TASK MATERIAL >>
---*---

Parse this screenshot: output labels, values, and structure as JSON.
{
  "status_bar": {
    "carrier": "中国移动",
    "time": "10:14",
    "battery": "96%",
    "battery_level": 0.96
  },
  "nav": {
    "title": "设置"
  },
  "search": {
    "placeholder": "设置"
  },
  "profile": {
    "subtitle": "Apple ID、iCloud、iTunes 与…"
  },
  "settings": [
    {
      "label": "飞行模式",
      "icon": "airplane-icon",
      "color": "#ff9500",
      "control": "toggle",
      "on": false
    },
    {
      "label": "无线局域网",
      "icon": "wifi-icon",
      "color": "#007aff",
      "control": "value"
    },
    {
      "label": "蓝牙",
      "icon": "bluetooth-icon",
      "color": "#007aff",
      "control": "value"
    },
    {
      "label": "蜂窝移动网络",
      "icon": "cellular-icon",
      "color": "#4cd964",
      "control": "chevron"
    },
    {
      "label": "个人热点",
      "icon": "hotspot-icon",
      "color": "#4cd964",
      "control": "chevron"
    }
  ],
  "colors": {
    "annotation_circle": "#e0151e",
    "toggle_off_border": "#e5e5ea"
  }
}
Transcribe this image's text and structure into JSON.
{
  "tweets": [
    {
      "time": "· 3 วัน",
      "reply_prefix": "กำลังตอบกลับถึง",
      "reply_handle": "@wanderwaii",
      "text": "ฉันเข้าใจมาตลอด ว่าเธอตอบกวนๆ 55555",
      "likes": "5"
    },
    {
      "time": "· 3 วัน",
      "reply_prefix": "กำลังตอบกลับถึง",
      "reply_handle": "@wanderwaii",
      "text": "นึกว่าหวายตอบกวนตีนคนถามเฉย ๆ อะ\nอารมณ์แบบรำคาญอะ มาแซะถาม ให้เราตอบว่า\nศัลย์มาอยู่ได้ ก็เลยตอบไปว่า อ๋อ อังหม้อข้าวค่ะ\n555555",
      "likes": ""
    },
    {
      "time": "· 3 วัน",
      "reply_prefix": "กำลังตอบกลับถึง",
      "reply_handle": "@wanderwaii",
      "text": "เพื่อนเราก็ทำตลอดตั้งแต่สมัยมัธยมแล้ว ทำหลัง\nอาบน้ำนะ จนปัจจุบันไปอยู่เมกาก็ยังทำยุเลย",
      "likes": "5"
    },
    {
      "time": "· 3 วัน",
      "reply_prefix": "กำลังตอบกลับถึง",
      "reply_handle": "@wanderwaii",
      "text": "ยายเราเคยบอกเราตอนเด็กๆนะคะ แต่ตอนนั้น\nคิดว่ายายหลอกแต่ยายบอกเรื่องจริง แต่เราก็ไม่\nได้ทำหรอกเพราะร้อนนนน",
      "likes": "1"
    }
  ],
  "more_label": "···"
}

---*---

THE PROBLEM >>
Every record above needs to be repeated word for word.

EXERCISE RESPONSE >>
Parse this screenshot: output labels, values, and structure as JSON.
{
  "status_bar": {
    "carrier": "中国移动",
    "time": "10:14",
    "battery": "96%",
    "battery_level": 0.96
  },
  "nav": {
    "title": "设置"
  },
  "search": {
    "placeholder": "设置"
  },
  "profile": {
    "subtitle": "Apple ID、iCloud、iTunes 与…"
  },
  "settings": [
    {
      "label": "飞行模式",
      "icon": "airplane-icon",
      "color": "#ff9500",
      "control": "toggle",
      "on": false
    },
    {
      "label": "无线局域网",
      "icon": "wifi-icon",
      "color": "#007aff",
      "control": "value"
    },
    {
      "label": "蓝牙",
      "icon": "bluetooth-icon",
      "color": "#007aff",
      "control": "value"
    },
    {
      "label": "蜂窝移动网络",
      "icon": "cellular-icon",
      "color": "#4cd964",
      "control": "chevron"
    },
    {
      "label": "个人热点",
      "icon": "hotspot-icon",
      "color": "#4cd964",
      "control": "chevron"
    }
  ],
  "colors": {
    "annotation_circle": "#e0151e",
    "toggle_off_border": "#e5e5ea"
  }
}
Transcribe this image's text and structure into JSON.
{
  "tweets": [
    {
      "time": "· 3 วัน",
      "reply_prefix": "กำลังตอบกลับถึง",
      "reply_handle": "@wanderwaii",
      "text": "ฉันเข้าใจมาตลอด ว่าเธอตอบกวนๆ 55555",
      "likes": "5"
    },
    {
      "time": "· 3 วัน",
      "reply_prefix": "กำลังตอบกลับถึง",
      "reply_handle": "@wanderwaii",
      "text": "นึกว่าหวายตอบกวนตีนคนถามเฉย ๆ อะ\nอารมณ์แบบรำคาญอะ มาแซะถาม ให้เราตอบว่า\nศัลย์มาอยู่ได้ ก็เลยตอบไปว่า อ๋อ อังหม้อข้าวค่ะ\n555555",
      "likes": ""
    },
    {
      "time": "· 3 วัน",
      "reply_prefix": "กำลังตอบกลับถึง",
      "reply_handle": "@wanderwaii",
      "text": "เพื่อนเราก็ทำตลอดตั้งแต่สมัยมัธยมแล้ว ทำหลัง\nอาบน้ำนะ จนปัจจุบันไปอยู่เมกาก็ยังทำยุเลย",
      "likes": "5"
    },
    {
      "time": "· 3 วัน",
      "reply_prefix": "กำลังตอบกลับถึง",
      "reply_handle": "@wanderwaii",
      "text": "ยายเราเคยบอกเราตอนเด็กๆนะคะ แต่ตอนนั้น\nคิดว่ายายหลอกแต่ยายบอกเรื่องจริง แต่เราก็ไม่\nได้ทำหรอกเพราะร้อนนนน",
      "likes": "1"
    }
  ],
  "more_label": "···"
}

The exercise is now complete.